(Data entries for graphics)
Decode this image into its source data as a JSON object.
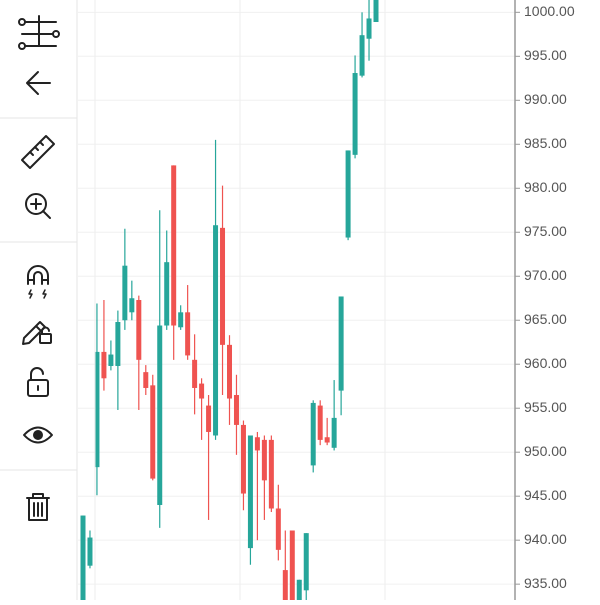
{
  "chart_data": {
    "type": "candlestick",
    "open": [
      933.2,
      937.1,
      948.3,
      961.4,
      959.8,
      959.8,
      965.0,
      965.9,
      967.3,
      959.1,
      957.6,
      944.0,
      964.4,
      982.6,
      964.2,
      965.9,
      960.5,
      957.8,
      955.3,
      951.9,
      975.5,
      962.2,
      956.5,
      953.1,
      939.1,
      951.7,
      951.4,
      951.4,
      943.6,
      936.6,
      941.1,
      933.2,
      934.3,
      948.5,
      955.3,
      951.7,
      950.5,
      957.0,
      974.4,
      983.8,
      992.8,
      997.0,
      998.9
    ],
    "high": [
      942.8,
      941.1,
      966.9,
      967.3,
      962.7,
      966.1,
      975.4,
      969.5,
      967.8,
      959.9,
      958.8,
      977.5,
      975.2,
      982.6,
      966.7,
      969.0,
      963.4,
      958.4,
      956.5,
      985.5,
      980.3,
      963.3,
      958.8,
      953.6,
      951.9,
      952.3,
      951.9,
      951.9,
      946.3,
      941.1,
      941.1,
      935.5,
      940.8,
      955.9,
      955.9,
      953.9,
      958.2,
      967.7,
      984.3,
      995.1,
      1000.0,
      1001.4,
      1001.4
    ],
    "low": [
      933.2,
      936.8,
      945.1,
      957.0,
      959.3,
      954.8,
      963.9,
      965.0,
      954.8,
      956.5,
      946.8,
      941.4,
      963.9,
      960.5,
      963.9,
      960.5,
      954.3,
      951.4,
      942.3,
      951.4,
      956.5,
      953.1,
      949.7,
      943.4,
      937.2,
      940.0,
      942.3,
      943.2,
      937.7,
      933.2,
      933.2,
      933.2,
      933.2,
      947.7,
      950.8,
      950.8,
      950.2,
      954.2,
      974.1,
      983.4,
      992.6,
      994.5,
      998.9
    ],
    "close": [
      942.8,
      940.3,
      961.4,
      958.4,
      961.1,
      964.8,
      971.2,
      967.5,
      960.5,
      957.3,
      947.0,
      964.4,
      971.6,
      964.4,
      965.9,
      961.0,
      957.3,
      956.1,
      952.3,
      975.8,
      962.2,
      956.1,
      953.1,
      945.3,
      951.9,
      950.2,
      946.8,
      943.6,
      938.9,
      933.2,
      933.2,
      935.5,
      940.8,
      955.6,
      951.4,
      951.1,
      953.9,
      967.7,
      984.3,
      993.1,
      997.4,
      999.3,
      1001.4
    ],
    "up_color": "#26a69a",
    "down_color": "#ef5350",
    "ylim": [
      933.2,
      1001.4
    ],
    "yticks": [
      {
        "value": 935,
        "label": "935.00"
      },
      {
        "value": 940,
        "label": "940.00"
      },
      {
        "value": 945,
        "label": "945.00"
      },
      {
        "value": 950,
        "label": "950.00"
      },
      {
        "value": 955,
        "label": "955.00"
      },
      {
        "value": 960,
        "label": "960.00"
      },
      {
        "value": 965,
        "label": "965.00"
      },
      {
        "value": 970,
        "label": "970.00"
      },
      {
        "value": 975,
        "label": "975.00"
      },
      {
        "value": 980,
        "label": "980.00"
      },
      {
        "value": 985,
        "label": "985.00"
      },
      {
        "value": 990,
        "label": "990.00"
      },
      {
        "value": 995,
        "label": "995.00"
      },
      {
        "value": 1000,
        "label": "1000.00"
      }
    ],
    "grid": true
  }
}
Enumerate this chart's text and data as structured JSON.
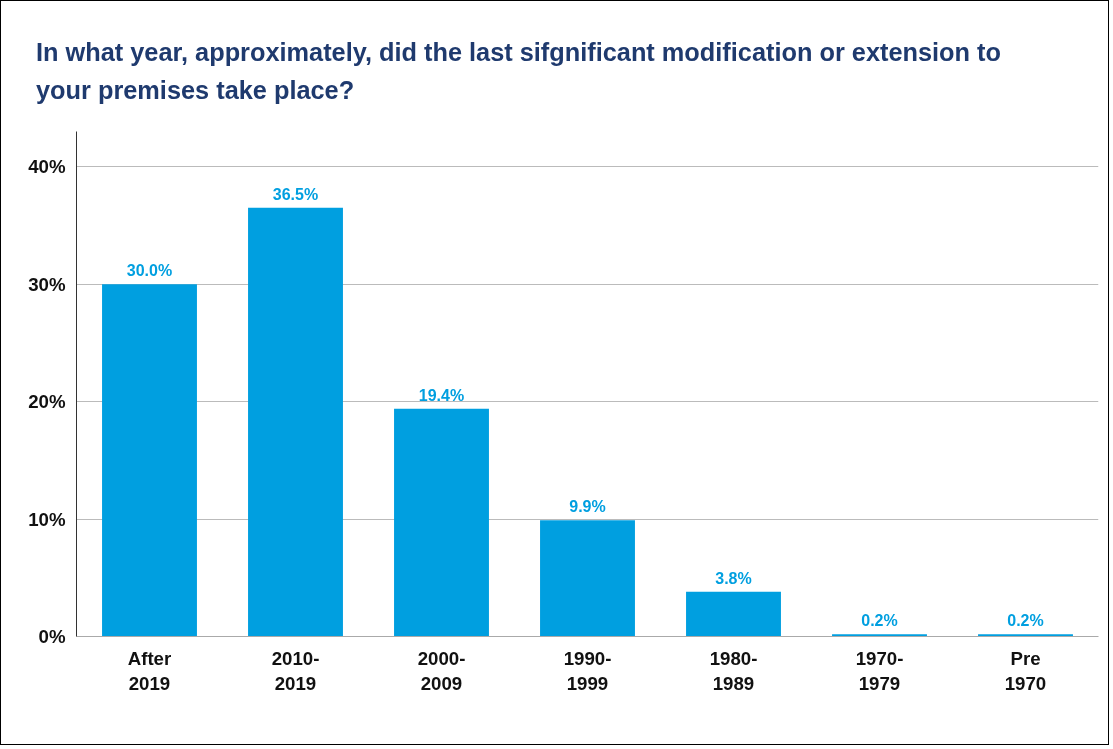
{
  "chart_data": {
    "type": "bar",
    "title": "In what year, approximately, did the last sifgnificant modification or extension to your premises take place?",
    "categories": [
      "After\n2019",
      "2010-\n2019",
      "2000-\n2009",
      "1990-\n1999",
      "1980-\n1989",
      "1970-\n1979",
      "Pre\n1970"
    ],
    "values": [
      30.0,
      36.5,
      19.4,
      9.9,
      3.8,
      0.2,
      0.2
    ],
    "value_labels": [
      "30.0%",
      "36.5%",
      "19.4%",
      "9.9%",
      "3.8%",
      "0.2%",
      "0.2%"
    ],
    "color": "#009fe0",
    "ylim": [
      0,
      43
    ],
    "yticks": [
      {
        "value": 0,
        "label": "0%"
      },
      {
        "value": 10,
        "label": "10%"
      },
      {
        "value": 20,
        "label": "20%"
      },
      {
        "value": 30,
        "label": "30%"
      },
      {
        "value": 40,
        "label": "40%"
      }
    ],
    "grid": "y"
  }
}
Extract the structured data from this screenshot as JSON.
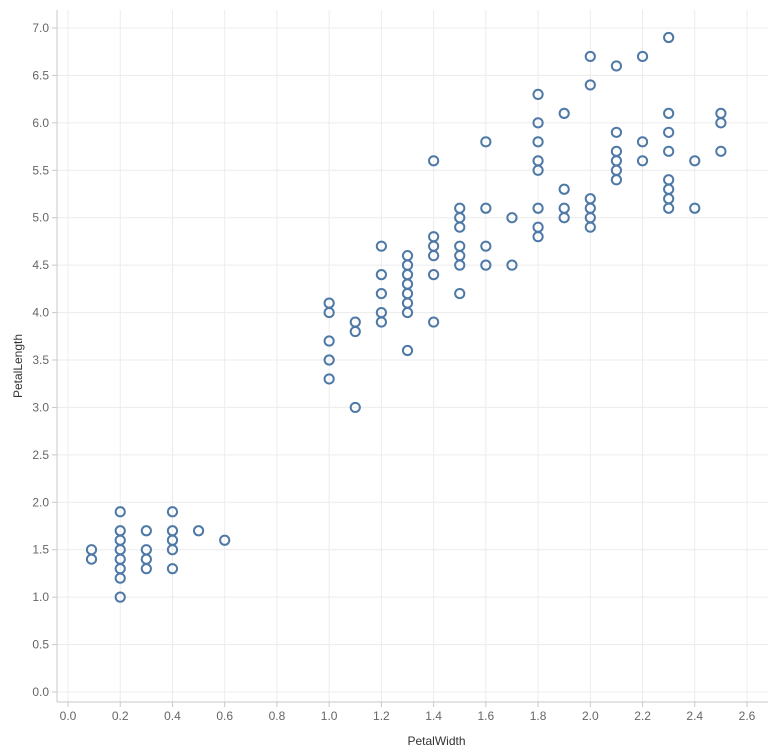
{
  "chart_data": {
    "type": "scatter",
    "title": "",
    "xlabel": "PetalWidth",
    "ylabel": "PetalLength",
    "xlim": [
      -0.05,
      2.65
    ],
    "ylim": [
      -0.1,
      7.2
    ],
    "xticks": [
      "0.0",
      "0.2",
      "0.4",
      "0.6",
      "0.8",
      "1.0",
      "1.2",
      "1.4",
      "1.6",
      "1.8",
      "2.0",
      "2.2",
      "2.4",
      "2.6"
    ],
    "yticks": [
      "0.0",
      "0.5",
      "1.0",
      "1.5",
      "2.0",
      "2.5",
      "3.0",
      "3.5",
      "4.0",
      "4.5",
      "5.0",
      "5.5",
      "6.0",
      "6.5",
      "7.0"
    ],
    "grid": true,
    "series": [
      {
        "color": "#4e79a7",
        "points": [
          [
            0.1,
            1.5
          ],
          [
            0.1,
            1.4
          ],
          [
            0.2,
            1.9
          ],
          [
            0.2,
            1.7
          ],
          [
            0.2,
            1.6
          ],
          [
            0.2,
            1.5
          ],
          [
            0.2,
            1.4
          ],
          [
            0.2,
            1.3
          ],
          [
            0.2,
            1.2
          ],
          [
            0.2,
            1.0
          ],
          [
            0.3,
            1.7
          ],
          [
            0.3,
            1.5
          ],
          [
            0.3,
            1.4
          ],
          [
            0.3,
            1.3
          ],
          [
            0.4,
            1.9
          ],
          [
            0.4,
            1.7
          ],
          [
            0.4,
            1.6
          ],
          [
            0.4,
            1.5
          ],
          [
            0.4,
            1.3
          ],
          [
            0.5,
            1.7
          ],
          [
            0.6,
            1.6
          ],
          [
            1.0,
            4.1
          ],
          [
            1.0,
            4.0
          ],
          [
            1.0,
            3.7
          ],
          [
            1.0,
            3.5
          ],
          [
            1.0,
            3.3
          ],
          [
            1.1,
            3.9
          ],
          [
            1.1,
            3.8
          ],
          [
            1.1,
            3.0
          ],
          [
            1.2,
            4.7
          ],
          [
            1.2,
            4.4
          ],
          [
            1.2,
            4.2
          ],
          [
            1.2,
            4.0
          ],
          [
            1.2,
            3.9
          ],
          [
            1.3,
            4.6
          ],
          [
            1.3,
            4.5
          ],
          [
            1.3,
            4.4
          ],
          [
            1.3,
            4.3
          ],
          [
            1.3,
            4.2
          ],
          [
            1.3,
            4.1
          ],
          [
            1.3,
            4.0
          ],
          [
            1.3,
            3.6
          ],
          [
            1.4,
            5.6
          ],
          [
            1.4,
            4.8
          ],
          [
            1.4,
            4.7
          ],
          [
            1.4,
            4.6
          ],
          [
            1.4,
            4.4
          ],
          [
            1.4,
            3.9
          ],
          [
            1.5,
            5.1
          ],
          [
            1.5,
            5.0
          ],
          [
            1.5,
            4.9
          ],
          [
            1.5,
            4.7
          ],
          [
            1.5,
            4.6
          ],
          [
            1.5,
            4.5
          ],
          [
            1.5,
            4.2
          ],
          [
            1.6,
            5.8
          ],
          [
            1.6,
            5.1
          ],
          [
            1.6,
            4.7
          ],
          [
            1.6,
            4.5
          ],
          [
            1.7,
            5.0
          ],
          [
            1.7,
            4.5
          ],
          [
            1.8,
            6.3
          ],
          [
            1.8,
            6.0
          ],
          [
            1.8,
            5.8
          ],
          [
            1.8,
            5.6
          ],
          [
            1.8,
            5.5
          ],
          [
            1.8,
            5.1
          ],
          [
            1.8,
            4.9
          ],
          [
            1.8,
            4.8
          ],
          [
            1.9,
            6.1
          ],
          [
            1.9,
            5.3
          ],
          [
            1.9,
            5.1
          ],
          [
            1.9,
            5.0
          ],
          [
            2.0,
            6.7
          ],
          [
            2.0,
            6.4
          ],
          [
            2.0,
            5.2
          ],
          [
            2.0,
            5.1
          ],
          [
            2.0,
            5.0
          ],
          [
            2.0,
            4.9
          ],
          [
            2.1,
            6.6
          ],
          [
            2.1,
            5.9
          ],
          [
            2.1,
            5.7
          ],
          [
            2.1,
            5.6
          ],
          [
            2.1,
            5.5
          ],
          [
            2.1,
            5.4
          ],
          [
            2.2,
            6.7
          ],
          [
            2.2,
            5.8
          ],
          [
            2.2,
            5.6
          ],
          [
            2.3,
            6.9
          ],
          [
            2.3,
            6.1
          ],
          [
            2.3,
            5.9
          ],
          [
            2.3,
            5.7
          ],
          [
            2.3,
            5.4
          ],
          [
            2.3,
            5.3
          ],
          [
            2.3,
            5.2
          ],
          [
            2.3,
            5.1
          ],
          [
            2.4,
            5.6
          ],
          [
            2.4,
            5.1
          ],
          [
            2.5,
            6.1
          ],
          [
            2.5,
            6.0
          ],
          [
            2.5,
            5.7
          ]
        ]
      }
    ]
  }
}
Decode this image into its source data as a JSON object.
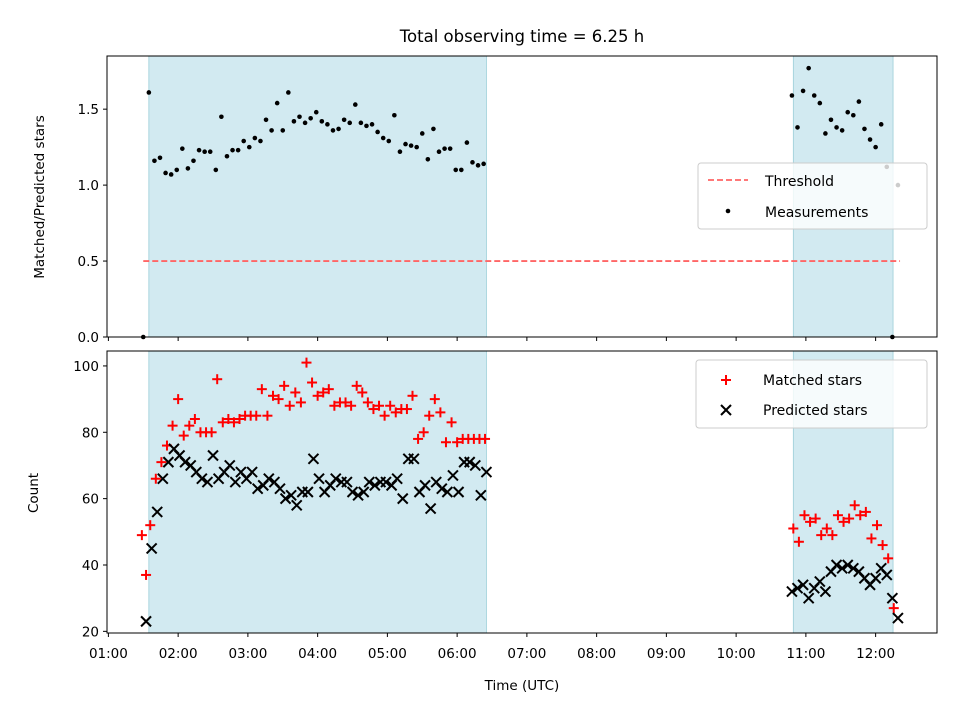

Stated problem:
Show each line of the data that contains the string "type".

The response:
    "type": "candlestick",
    "type": "bar",
    "type": "scatter",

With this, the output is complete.